Every line of the data that contains the string "legend" must be copied.
### Exercise materials
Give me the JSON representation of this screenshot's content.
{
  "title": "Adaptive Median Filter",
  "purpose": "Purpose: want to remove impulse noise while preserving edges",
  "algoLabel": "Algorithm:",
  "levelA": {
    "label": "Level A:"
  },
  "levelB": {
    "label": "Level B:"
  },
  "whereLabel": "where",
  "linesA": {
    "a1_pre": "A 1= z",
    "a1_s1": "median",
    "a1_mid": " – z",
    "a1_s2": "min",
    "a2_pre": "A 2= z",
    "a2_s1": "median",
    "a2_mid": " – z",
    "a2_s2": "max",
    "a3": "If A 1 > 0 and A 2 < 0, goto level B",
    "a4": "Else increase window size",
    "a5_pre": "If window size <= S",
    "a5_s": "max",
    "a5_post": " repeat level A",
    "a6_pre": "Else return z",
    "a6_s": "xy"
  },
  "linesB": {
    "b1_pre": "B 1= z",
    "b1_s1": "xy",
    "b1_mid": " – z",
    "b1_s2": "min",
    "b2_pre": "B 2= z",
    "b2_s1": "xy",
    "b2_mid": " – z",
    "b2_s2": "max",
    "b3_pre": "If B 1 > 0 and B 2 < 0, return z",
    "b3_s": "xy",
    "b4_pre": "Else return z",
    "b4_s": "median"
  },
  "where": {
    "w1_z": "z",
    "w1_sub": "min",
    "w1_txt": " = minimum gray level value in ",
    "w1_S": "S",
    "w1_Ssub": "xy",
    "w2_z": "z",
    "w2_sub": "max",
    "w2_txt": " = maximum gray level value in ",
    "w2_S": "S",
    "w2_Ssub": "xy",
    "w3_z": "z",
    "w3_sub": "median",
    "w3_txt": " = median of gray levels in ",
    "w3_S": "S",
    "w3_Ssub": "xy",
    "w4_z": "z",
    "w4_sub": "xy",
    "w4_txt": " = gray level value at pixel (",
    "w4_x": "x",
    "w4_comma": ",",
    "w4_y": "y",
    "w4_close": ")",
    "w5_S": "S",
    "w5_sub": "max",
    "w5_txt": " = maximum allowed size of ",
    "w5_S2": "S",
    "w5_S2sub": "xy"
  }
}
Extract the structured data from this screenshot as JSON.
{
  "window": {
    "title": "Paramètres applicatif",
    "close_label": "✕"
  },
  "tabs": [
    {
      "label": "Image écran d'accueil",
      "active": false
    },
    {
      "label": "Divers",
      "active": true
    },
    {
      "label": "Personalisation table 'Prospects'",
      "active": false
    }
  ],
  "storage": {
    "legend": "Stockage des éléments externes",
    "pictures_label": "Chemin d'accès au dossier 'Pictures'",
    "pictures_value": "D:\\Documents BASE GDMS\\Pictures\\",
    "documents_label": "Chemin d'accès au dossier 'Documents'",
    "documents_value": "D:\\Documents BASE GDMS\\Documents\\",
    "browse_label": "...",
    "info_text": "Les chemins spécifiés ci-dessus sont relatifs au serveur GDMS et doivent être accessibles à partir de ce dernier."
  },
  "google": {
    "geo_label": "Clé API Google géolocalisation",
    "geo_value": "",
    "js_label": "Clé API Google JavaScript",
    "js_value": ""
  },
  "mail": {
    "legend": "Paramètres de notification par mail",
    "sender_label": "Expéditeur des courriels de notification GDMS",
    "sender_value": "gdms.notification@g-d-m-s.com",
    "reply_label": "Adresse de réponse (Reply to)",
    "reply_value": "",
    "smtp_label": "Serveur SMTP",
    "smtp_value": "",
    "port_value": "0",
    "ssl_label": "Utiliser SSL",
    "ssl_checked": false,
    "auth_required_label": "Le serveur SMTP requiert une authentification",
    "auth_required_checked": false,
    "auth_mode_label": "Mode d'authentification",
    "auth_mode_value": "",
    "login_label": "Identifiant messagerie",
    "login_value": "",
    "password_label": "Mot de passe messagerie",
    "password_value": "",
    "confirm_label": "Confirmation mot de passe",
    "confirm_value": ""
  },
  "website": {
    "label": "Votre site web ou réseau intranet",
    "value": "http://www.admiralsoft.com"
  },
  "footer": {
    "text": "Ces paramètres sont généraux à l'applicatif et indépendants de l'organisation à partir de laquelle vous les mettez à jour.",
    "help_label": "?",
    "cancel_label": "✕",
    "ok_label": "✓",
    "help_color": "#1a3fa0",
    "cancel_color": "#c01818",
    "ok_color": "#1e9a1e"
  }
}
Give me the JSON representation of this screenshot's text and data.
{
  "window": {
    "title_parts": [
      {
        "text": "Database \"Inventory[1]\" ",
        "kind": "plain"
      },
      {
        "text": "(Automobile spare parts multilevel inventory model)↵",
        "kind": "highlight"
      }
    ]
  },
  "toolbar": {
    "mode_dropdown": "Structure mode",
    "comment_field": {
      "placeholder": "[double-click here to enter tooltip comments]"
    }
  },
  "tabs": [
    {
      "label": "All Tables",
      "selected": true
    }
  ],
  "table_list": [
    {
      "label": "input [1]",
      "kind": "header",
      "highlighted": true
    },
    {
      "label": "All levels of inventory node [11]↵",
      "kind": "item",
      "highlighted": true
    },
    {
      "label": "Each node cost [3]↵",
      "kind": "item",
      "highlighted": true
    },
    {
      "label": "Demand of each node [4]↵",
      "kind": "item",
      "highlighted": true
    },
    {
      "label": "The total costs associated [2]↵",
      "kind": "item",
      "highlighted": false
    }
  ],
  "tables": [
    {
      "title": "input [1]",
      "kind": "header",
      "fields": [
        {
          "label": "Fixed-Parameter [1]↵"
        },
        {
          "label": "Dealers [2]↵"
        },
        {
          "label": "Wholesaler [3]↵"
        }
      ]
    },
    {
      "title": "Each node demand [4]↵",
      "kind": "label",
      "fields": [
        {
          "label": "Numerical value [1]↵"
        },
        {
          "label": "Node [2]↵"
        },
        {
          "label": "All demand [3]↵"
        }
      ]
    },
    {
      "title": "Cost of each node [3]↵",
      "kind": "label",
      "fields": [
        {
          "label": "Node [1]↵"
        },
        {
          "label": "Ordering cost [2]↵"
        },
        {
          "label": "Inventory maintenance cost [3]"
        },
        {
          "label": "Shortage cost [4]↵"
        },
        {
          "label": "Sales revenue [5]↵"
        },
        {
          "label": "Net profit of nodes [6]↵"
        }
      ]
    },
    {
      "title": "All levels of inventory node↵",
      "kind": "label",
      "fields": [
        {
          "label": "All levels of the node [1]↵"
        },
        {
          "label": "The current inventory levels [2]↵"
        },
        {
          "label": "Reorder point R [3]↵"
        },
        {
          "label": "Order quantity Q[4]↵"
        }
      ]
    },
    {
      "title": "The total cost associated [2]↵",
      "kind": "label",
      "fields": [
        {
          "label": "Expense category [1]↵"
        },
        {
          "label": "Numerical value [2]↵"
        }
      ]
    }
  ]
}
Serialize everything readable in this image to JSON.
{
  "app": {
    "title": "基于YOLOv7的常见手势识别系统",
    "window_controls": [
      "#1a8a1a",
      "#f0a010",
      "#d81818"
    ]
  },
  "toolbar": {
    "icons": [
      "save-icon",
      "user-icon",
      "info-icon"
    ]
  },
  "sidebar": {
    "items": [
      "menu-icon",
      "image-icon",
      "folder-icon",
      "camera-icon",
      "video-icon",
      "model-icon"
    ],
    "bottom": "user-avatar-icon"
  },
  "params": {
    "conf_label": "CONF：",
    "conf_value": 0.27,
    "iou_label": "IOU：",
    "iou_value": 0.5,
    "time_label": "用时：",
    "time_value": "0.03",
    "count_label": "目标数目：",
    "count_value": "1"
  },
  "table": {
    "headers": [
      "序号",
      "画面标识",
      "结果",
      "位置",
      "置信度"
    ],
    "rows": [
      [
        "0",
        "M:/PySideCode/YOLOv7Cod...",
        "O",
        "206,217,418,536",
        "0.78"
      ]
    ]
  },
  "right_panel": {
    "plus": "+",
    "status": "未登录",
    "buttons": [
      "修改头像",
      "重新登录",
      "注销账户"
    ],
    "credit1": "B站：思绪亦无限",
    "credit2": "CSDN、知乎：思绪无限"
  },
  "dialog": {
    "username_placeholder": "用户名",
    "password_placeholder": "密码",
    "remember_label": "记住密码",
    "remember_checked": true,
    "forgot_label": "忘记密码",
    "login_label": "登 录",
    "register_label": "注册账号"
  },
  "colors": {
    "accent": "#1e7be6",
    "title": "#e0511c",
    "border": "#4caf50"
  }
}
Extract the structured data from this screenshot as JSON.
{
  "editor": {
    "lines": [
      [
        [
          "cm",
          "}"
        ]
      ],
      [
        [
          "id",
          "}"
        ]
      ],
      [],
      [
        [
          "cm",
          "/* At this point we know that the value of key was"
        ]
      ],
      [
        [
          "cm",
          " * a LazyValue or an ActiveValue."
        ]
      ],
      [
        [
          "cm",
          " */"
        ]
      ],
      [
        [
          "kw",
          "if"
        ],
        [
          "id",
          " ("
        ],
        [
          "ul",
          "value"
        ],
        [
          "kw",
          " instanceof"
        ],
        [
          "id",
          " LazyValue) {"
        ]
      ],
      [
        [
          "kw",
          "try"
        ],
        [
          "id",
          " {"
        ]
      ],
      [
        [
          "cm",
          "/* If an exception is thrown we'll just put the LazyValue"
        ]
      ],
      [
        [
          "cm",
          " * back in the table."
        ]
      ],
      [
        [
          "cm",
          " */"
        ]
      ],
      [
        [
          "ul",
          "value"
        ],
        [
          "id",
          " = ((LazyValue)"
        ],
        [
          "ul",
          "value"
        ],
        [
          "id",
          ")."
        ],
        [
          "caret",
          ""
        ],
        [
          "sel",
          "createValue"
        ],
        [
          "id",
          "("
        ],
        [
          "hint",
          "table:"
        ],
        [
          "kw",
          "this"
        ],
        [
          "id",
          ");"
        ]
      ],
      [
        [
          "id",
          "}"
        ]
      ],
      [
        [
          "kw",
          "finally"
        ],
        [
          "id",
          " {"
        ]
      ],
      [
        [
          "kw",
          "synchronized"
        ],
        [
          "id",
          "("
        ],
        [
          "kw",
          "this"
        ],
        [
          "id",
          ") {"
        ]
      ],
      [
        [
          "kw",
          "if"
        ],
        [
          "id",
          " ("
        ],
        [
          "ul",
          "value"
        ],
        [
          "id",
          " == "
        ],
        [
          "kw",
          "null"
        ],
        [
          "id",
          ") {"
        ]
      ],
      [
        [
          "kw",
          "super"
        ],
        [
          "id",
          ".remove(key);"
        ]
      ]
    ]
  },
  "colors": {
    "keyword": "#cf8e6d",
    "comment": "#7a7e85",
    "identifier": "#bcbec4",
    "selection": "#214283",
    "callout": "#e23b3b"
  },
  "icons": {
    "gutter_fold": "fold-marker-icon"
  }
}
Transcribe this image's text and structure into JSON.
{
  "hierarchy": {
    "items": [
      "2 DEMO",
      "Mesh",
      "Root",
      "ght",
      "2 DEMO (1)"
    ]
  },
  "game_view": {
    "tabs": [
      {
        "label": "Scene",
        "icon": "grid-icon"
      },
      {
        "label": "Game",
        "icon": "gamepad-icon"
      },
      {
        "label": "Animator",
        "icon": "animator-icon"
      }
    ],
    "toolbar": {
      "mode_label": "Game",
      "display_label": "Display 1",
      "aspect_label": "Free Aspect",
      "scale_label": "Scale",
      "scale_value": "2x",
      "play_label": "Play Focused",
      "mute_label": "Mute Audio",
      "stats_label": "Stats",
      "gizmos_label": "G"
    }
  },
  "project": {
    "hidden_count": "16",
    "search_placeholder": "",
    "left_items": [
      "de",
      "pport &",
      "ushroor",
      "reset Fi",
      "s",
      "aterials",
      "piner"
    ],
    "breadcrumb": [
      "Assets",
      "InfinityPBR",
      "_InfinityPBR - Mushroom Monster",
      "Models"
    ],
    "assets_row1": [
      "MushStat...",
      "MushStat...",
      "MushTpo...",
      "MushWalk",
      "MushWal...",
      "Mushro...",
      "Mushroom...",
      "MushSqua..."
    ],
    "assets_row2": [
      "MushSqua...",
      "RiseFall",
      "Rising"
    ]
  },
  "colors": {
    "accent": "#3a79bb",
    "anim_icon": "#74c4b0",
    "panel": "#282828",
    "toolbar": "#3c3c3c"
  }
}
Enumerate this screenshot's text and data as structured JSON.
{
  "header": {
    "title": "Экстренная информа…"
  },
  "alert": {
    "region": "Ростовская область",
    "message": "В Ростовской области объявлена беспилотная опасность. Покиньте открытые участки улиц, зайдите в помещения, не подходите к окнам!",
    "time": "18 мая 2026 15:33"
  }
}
######
Exercise response |
    "legend": "Stockage des éléments externes",
    "legend": "Paramètres de notification par mail",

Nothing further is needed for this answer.